Prompt 1
In the passage on Alloderm in complex hernia repair, what recurrence rate did Blatnik and colleagues report, and at what mean followup?
Prompt 2
Using the passage on Alloderm in complex hernia repair, explain why the initial reports from the three major centers were hard to interpret.
Prompt 3
Carry the passage on Alloderm in complex hernia repair forward from where it stops.

Document segment
------------------------------

Initial reports on the use of Alloderm in complex hernias were promising. Three major centers reported on 171 patients with only a 4% graft removal rate and with an expected high rate of wound complications inherent in this patient population [6–8]. As these studies were preliminary reports, followup was short and difficult to interpret as were the techniques of repair. Further studies from several authors reported a laxity associated with the use of Alloderm, especially when this material was used as a “bridge” or interposition repair. Blatnik and colleagues reported on 11 patients who underwent complex abdominal hernia repairs and reported 80% recurrence rate at a mean followup of 24 months [9]. Candage and colleagues reported on a larger series with a subset of 20 patients that underwent a bridge repair [10]. They reported a 30% recurrence rate with 88% of the patients who developed eventration having a “bridge” repair. Bluebon-Langer and colleagues reported on 7 patients who underwent component separation with an interposition repair with Alloderm, observing the laxity within 12 months [11]. Jin and colleagues also reported on the effect that technique of repair has on outcomes in 37 patients undergoing abdominal wall repair with Alloderm showing that it should be used only as reinforcement after primary fascial reapproximation [12]. Based on these reports, it was evident that technique of repair had an important impact on the recurrence rate associated with these biologic materials. Our findings echo these reports in that the technique of repair was the only significant risk factor for recurrence. The “bridge” repairs had a significantly higher recurrence rate than onlay or underlay techniques. While the high recurrence rate associated with bridging repairs is well known today and has been previously reported [12], most of our bridging repairs were performed early in our experience and show the unrealized high expectations that these surgeons had for these new biologic products. In our bridging repairs only 1 patient had it placed as a temporary abdominal closure technique.

------------------------------

Supplied information

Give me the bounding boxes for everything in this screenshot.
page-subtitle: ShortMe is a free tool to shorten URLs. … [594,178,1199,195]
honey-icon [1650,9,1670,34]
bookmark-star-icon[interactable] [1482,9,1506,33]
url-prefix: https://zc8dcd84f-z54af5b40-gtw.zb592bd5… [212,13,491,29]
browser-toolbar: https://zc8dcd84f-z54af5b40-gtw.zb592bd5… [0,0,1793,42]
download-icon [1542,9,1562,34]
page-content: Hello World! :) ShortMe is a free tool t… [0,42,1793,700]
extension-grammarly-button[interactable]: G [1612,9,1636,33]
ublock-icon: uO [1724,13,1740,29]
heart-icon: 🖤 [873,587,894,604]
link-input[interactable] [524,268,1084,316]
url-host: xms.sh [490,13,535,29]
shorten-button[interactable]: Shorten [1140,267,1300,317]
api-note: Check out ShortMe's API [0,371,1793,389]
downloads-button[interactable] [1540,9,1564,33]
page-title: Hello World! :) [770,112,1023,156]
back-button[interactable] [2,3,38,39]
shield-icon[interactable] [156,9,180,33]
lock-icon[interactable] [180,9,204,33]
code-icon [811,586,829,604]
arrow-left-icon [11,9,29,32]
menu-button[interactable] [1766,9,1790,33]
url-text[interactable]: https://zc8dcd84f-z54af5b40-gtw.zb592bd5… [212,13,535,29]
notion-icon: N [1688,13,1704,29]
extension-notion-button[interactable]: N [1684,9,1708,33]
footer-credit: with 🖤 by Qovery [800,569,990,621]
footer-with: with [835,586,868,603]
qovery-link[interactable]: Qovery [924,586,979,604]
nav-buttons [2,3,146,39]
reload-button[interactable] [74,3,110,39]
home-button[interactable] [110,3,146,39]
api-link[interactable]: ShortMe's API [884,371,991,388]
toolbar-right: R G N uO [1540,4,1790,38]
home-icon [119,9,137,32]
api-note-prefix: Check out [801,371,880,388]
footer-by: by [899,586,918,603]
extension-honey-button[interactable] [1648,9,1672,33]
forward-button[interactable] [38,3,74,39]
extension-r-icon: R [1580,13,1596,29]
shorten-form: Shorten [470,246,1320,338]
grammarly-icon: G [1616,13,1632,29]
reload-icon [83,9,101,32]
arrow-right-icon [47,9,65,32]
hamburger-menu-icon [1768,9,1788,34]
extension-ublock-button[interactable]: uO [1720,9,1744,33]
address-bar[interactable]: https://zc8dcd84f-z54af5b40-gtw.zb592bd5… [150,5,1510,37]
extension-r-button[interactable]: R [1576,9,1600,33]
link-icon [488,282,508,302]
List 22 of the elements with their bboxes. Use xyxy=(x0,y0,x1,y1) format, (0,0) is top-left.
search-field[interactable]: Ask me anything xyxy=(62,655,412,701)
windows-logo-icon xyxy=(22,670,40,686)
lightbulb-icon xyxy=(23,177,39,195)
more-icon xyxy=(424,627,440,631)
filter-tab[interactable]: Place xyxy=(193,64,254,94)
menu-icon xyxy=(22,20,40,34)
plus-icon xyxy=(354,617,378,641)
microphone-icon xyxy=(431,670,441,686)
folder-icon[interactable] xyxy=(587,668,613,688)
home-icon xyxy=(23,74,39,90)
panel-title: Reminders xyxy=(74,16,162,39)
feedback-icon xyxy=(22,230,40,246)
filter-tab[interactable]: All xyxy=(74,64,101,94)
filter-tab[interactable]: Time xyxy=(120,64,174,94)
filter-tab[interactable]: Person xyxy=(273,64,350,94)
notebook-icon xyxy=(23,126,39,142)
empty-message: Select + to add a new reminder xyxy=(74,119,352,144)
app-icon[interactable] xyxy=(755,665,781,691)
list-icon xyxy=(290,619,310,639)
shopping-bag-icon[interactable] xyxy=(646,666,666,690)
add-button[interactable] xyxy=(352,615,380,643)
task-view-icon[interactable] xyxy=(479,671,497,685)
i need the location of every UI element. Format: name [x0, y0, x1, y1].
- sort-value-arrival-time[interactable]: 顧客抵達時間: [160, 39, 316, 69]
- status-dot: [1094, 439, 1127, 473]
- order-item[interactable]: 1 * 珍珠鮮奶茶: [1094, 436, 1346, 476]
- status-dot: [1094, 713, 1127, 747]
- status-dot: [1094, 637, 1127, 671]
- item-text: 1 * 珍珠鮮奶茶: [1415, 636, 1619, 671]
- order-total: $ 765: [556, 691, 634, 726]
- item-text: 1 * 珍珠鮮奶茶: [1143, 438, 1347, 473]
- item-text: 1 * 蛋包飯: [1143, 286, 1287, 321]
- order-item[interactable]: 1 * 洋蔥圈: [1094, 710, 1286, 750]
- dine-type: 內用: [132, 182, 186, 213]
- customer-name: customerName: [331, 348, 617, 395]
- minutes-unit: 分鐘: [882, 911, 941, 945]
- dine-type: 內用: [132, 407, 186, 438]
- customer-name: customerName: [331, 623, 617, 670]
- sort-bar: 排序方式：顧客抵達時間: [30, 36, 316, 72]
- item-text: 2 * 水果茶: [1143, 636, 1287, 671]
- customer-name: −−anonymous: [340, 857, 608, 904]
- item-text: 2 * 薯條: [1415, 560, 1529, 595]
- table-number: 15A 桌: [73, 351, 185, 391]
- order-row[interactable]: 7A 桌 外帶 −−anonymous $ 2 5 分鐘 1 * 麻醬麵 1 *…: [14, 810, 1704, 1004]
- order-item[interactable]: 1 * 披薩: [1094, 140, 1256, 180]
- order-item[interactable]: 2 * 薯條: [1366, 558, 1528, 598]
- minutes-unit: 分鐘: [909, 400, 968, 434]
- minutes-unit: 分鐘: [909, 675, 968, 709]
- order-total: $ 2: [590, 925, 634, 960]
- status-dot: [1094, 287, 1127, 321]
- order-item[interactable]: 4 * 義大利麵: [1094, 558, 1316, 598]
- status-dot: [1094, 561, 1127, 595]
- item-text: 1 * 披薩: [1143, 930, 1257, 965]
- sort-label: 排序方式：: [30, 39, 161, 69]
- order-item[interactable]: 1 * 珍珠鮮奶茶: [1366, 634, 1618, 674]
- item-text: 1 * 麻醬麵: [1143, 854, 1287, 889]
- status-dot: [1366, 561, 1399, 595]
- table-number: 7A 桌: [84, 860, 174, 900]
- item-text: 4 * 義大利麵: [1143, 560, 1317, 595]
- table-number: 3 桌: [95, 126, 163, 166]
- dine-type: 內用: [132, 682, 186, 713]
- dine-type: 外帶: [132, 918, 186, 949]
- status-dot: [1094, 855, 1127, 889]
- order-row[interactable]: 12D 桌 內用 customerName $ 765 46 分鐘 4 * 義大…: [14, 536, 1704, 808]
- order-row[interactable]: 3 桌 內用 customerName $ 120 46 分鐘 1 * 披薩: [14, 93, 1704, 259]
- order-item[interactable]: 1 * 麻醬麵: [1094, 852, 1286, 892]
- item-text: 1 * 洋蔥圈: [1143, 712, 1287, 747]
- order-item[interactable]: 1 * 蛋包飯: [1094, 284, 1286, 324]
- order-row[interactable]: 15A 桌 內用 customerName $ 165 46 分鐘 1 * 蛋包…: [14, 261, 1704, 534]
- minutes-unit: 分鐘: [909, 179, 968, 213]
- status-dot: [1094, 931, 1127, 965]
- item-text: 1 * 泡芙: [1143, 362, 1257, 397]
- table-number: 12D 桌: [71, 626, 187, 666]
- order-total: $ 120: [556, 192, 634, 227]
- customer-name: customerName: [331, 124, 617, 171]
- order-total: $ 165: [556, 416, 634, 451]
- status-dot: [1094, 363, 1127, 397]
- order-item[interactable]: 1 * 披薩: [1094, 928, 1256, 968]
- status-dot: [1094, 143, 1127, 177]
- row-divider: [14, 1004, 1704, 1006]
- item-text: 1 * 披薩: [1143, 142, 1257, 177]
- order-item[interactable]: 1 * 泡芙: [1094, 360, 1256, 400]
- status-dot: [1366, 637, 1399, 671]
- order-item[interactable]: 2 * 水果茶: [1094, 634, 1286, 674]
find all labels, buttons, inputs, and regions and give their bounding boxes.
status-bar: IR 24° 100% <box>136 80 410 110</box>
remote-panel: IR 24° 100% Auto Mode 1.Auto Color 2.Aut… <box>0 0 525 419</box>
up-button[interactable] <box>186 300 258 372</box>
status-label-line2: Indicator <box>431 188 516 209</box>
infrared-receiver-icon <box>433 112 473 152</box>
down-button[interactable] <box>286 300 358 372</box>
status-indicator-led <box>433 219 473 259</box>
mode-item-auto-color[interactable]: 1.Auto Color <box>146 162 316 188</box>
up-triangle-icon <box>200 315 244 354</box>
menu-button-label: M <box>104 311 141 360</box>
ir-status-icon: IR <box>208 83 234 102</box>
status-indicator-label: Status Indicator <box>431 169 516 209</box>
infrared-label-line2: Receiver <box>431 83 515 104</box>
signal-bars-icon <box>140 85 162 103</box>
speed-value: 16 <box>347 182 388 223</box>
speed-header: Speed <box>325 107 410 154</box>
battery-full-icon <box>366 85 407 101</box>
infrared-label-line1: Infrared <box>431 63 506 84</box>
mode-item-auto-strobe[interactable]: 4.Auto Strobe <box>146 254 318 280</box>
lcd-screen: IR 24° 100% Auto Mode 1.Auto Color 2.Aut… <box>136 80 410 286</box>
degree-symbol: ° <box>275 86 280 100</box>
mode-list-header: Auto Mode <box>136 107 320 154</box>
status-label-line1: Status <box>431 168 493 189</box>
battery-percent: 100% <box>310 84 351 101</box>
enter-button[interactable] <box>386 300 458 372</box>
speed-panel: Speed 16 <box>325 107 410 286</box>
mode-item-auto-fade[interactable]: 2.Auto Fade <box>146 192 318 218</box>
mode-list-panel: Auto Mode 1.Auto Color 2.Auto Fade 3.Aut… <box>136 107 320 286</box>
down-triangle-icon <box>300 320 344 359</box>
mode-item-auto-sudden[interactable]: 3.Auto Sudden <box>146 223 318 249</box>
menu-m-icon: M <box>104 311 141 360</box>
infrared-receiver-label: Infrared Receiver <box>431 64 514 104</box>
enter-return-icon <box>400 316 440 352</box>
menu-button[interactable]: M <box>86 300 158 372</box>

------------------------------

Output 1
An 80% recurrence rate at a mean followup of 24 months.

Output 2
They were preliminary reports, so followup was short. The repair techniques they used were also difficult to interpret.

Output 3
Our series is unique to previously published reports in many ways. First, our report is from a community teaching hospital comprised of private practitioners and academic surgeons differing from many previous reports from large trauma centers or specialized hernia centers that have a specific focus on abdominal wall reconstruction. Second, a surprising finding of our study is that the majority of cases in which the biologic graft was used were clean cases, whereas the majority of prior studies have been in complex or infected hernia repairs, because this was the accepted initial indication for these products. Interestingly, we report 6 cases where human acellular dermis was used in a recurrent hernia where the previous mesh was human acellular dermis. In review of these cases, 5 of the cases were clean with one being contaminated. Only one of the cases had a different surgeon performing the first and second operation and in this case case the first surgeon used Alloderm and the second surgeon used FlexHD. The rationale for repeat use of the biologic is unknown and difficult to explain with 3 of these 6 patients having a documented repeat recurrence. Our report shows that with increased experience with these products, surgeons are liberalizing the indications for the use despite little supporting scientific literature.

One potential drawback of these biologic products is the cost. Several studies have evaluated the cost associated with the use of these products recommending caution in their use until further studies and information are available [5, 9]. Several hospitals have also limited the use of these products to “hernia specialist” or for complex/infected cases. During this study, our hospital had no constraints on the use of biologic products; however, it had limitations relating to the types of biologic products available. One impetus for this study was to evaluate our use of these products and the economic impact for our hospital. Although no direct comparisons were made, the cost of biologic mesh for a clean case far exceeds that for a synthetic mesh at our hospital; however, we cannot comment further on the economic impact as we did not evaluate hernia repairs using synthetic mesh. Cost comparisons are also very difficult due to the followup needed to evaluate for long-term complications such as mesh infections and recurrences.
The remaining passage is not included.